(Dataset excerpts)
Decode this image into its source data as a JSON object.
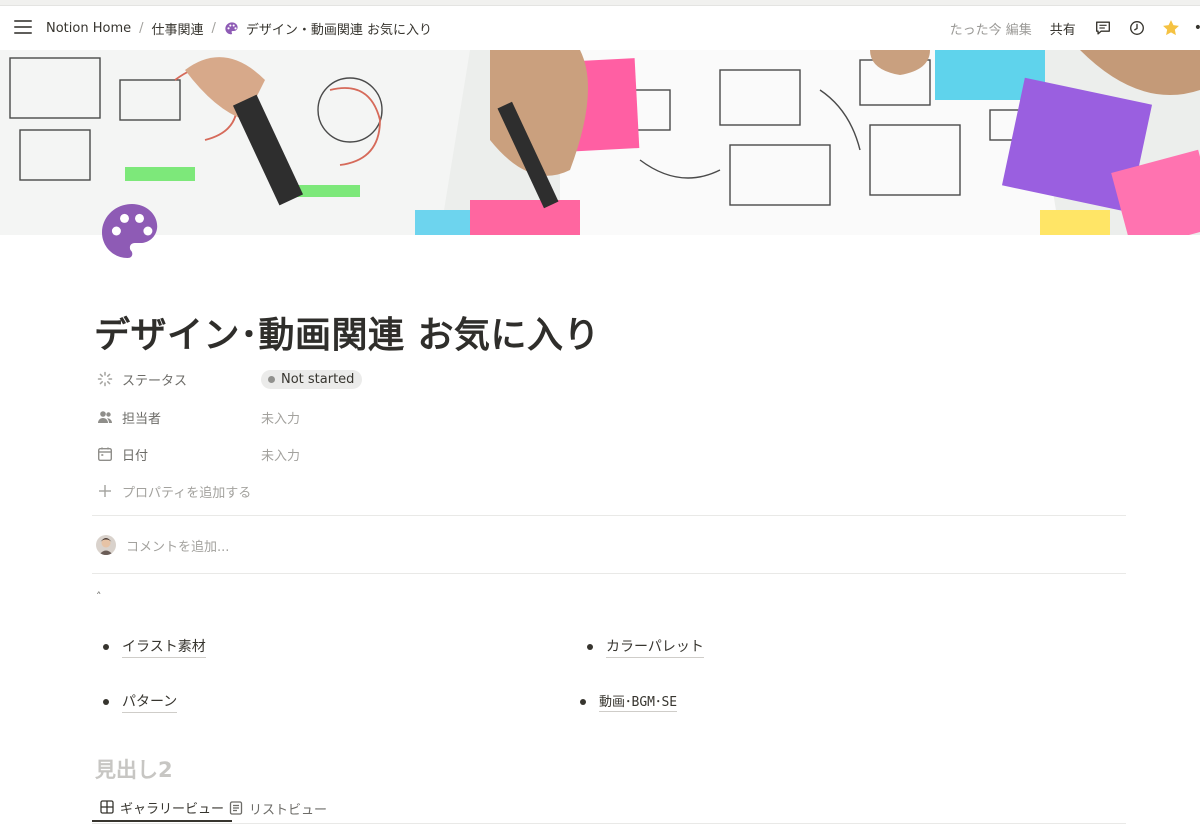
{
  "topbar": {
    "breadcrumbs": [
      "Notion Home",
      "仕事関連",
      "デザイン・動画関連 お気に入り"
    ],
    "edited": "たった今 編集",
    "share": "共有",
    "more": "•"
  },
  "page": {
    "title": "デザイン･動画関連 お気に入り",
    "properties": [
      {
        "label": "ステータス",
        "value": "Not started"
      },
      {
        "label": "担当者",
        "value": "未入力"
      },
      {
        "label": "日付",
        "value": "未入力"
      }
    ],
    "add_property": "プロパティを追加する",
    "comment_placeholder": "コメントを追加...",
    "caret": "˄",
    "links": [
      "イラスト素材",
      "カラーパレット",
      "パターン",
      "動画･BGM･SE"
    ],
    "heading2": "見出し2",
    "tabs": [
      "ギャラリービュー",
      "リストビュー"
    ]
  },
  "colors": {
    "palette_icon": "#8e5bb5",
    "star": "#f5c242",
    "status_dot": "#91918e"
  }
}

◆ **Work instructions**
Pick out every line of the listing containing the word "デザイン", and show those lines.

◆ **Answer to the problem**
      "デザイン・動画関連 お気に入り"
    "title": "デザイン･動画関連 お気に入り",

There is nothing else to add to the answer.